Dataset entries
## START

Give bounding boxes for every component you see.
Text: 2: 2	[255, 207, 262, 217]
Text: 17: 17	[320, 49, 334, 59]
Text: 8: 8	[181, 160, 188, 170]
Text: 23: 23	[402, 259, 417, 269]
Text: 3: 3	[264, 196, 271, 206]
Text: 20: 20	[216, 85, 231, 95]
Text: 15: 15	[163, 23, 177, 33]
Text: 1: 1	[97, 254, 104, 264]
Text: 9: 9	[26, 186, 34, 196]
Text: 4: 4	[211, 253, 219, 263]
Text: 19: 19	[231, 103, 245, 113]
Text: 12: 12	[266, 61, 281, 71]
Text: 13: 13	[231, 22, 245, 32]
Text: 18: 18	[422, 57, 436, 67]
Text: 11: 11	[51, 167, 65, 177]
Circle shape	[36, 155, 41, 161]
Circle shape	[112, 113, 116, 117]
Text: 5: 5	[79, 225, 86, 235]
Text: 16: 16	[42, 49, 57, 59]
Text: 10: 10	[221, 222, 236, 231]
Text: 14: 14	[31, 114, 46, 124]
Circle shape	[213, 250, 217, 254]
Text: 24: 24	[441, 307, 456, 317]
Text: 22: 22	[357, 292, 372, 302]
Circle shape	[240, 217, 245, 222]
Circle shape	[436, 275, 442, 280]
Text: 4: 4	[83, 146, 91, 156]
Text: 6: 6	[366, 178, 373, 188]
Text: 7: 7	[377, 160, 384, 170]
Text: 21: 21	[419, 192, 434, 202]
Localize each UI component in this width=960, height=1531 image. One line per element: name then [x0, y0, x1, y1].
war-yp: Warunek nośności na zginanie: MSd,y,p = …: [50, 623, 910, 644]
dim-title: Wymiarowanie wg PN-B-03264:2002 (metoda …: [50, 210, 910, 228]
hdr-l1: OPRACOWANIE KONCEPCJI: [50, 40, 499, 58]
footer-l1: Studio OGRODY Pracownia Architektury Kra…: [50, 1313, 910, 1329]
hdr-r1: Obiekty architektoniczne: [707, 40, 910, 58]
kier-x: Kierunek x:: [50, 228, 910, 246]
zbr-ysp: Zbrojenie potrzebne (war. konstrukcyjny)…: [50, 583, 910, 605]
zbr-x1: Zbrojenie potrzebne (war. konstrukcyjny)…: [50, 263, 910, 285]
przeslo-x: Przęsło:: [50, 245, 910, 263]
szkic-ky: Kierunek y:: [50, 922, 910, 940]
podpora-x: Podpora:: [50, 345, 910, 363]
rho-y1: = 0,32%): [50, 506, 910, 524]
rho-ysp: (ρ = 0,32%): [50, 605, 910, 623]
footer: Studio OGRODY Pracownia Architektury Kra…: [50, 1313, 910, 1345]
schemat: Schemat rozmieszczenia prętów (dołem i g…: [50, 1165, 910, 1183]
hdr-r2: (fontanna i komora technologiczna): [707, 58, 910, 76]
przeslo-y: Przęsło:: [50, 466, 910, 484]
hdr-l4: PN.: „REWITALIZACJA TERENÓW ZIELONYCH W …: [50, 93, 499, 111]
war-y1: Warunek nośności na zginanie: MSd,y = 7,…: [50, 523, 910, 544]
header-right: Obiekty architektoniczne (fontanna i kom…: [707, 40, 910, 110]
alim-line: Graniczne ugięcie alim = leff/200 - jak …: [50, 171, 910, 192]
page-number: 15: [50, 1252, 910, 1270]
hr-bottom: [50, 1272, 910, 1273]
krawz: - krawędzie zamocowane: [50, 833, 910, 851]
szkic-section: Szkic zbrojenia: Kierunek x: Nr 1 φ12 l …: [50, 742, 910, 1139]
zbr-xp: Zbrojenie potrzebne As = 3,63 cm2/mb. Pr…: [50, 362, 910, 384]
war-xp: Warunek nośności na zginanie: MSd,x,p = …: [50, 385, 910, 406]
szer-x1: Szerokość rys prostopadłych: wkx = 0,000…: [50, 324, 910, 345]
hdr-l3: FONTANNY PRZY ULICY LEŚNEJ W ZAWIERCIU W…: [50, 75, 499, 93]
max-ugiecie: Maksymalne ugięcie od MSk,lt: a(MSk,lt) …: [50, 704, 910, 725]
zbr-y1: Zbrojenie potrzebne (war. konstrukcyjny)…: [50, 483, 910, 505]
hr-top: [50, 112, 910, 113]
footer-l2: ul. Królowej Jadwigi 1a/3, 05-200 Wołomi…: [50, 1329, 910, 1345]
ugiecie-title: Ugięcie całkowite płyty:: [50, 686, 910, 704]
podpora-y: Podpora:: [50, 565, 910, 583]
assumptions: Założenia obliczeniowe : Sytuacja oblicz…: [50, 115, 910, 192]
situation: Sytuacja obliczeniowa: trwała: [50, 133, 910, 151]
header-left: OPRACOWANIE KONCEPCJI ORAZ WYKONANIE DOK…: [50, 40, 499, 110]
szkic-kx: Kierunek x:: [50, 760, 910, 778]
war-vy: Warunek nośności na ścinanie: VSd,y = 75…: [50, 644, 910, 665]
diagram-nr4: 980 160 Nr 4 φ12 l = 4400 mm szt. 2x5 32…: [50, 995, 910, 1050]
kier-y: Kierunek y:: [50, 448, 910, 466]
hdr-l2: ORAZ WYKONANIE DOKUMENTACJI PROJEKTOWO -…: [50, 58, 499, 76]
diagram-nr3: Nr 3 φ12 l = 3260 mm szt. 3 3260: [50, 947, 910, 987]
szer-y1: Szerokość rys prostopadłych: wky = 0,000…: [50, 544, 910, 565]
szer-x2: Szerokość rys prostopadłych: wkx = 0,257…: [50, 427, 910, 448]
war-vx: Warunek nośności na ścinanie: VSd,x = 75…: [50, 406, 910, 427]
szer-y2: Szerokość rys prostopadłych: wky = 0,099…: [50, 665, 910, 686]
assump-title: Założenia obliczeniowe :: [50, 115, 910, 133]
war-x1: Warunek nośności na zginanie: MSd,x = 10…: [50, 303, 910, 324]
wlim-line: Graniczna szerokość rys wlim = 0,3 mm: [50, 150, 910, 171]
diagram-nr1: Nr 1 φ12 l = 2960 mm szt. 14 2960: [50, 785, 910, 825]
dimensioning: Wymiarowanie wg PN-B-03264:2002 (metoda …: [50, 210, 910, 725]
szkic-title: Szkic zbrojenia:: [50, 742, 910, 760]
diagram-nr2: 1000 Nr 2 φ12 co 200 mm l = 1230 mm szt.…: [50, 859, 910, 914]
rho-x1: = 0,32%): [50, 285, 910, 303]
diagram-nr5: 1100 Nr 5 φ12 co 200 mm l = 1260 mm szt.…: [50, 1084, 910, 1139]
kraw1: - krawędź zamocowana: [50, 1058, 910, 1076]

## END

Instructions for the task ▸
Rewrite the rows from the start of the records through the line containing "146, 91, 156]", both ends included, as a JSON list of strings with one string per line and blank lines omitted.

Full answer ▸
[
  "Give bounding boxes for every component you see.",
  "Text: 2: 2\t[255, 207, 262, 217]",
  "Text: 17: 17\t[320, 49, 334, 59]",
  "Text: 8: 8\t[181, 160, 188, 170]",
  "Text: 23: 23\t[402, 259, 417, 269]",
  "Text: 3: 3\t[264, 196, 271, 206]",
  "Text: 20: 20\t[216, 85, 231, 95]",
  "Text: 15: 15\t[163, 23, 177, 33]",
  "Text: 1: 1\t[97, 254, 104, 264]",
  "Text: 9: 9\t[26, 186, 34, 196]",
  "Text: 4: 4\t[211, 253, 219, 263]",
  "Text: 19: 19\t[231, 103, 245, 113]",
  "Text: 12: 12\t[266, 61, 281, 71]",
  "Text: 13: 13\t[231, 22, 245, 32]",
  "Text: 18: 18\t[422, 57, 436, 67]",
  "Text: 11: 11\t[51, 167, 65, 177]",
  "Circle shape\t[36, 155, 41, 161]",
  "Circle shape\t[112, 113, 116, 117]",
  "Text: 5: 5\t[79, 225, 86, 235]",
  "Text: 16: 16\t[42, 49, 57, 59]",
  "Text: 10: 10\t[221, 222, 236, 231]",
  "Text: 14: 14\t[31, 114, 46, 124]",
  "Circle shape\t[213, 250, 217, 254]",
  "Text: 24: 24\t[441, 307, 456, 317]",
  "Text: 22: 22\t[357, 292, 372, 302]",
  "Circle shape\t[240, 217, 245, 222]",
  "Circle shape\t[436, 275, 442, 280]",
  "Text: 4: 4\t[83, 146, 91, 156]"
]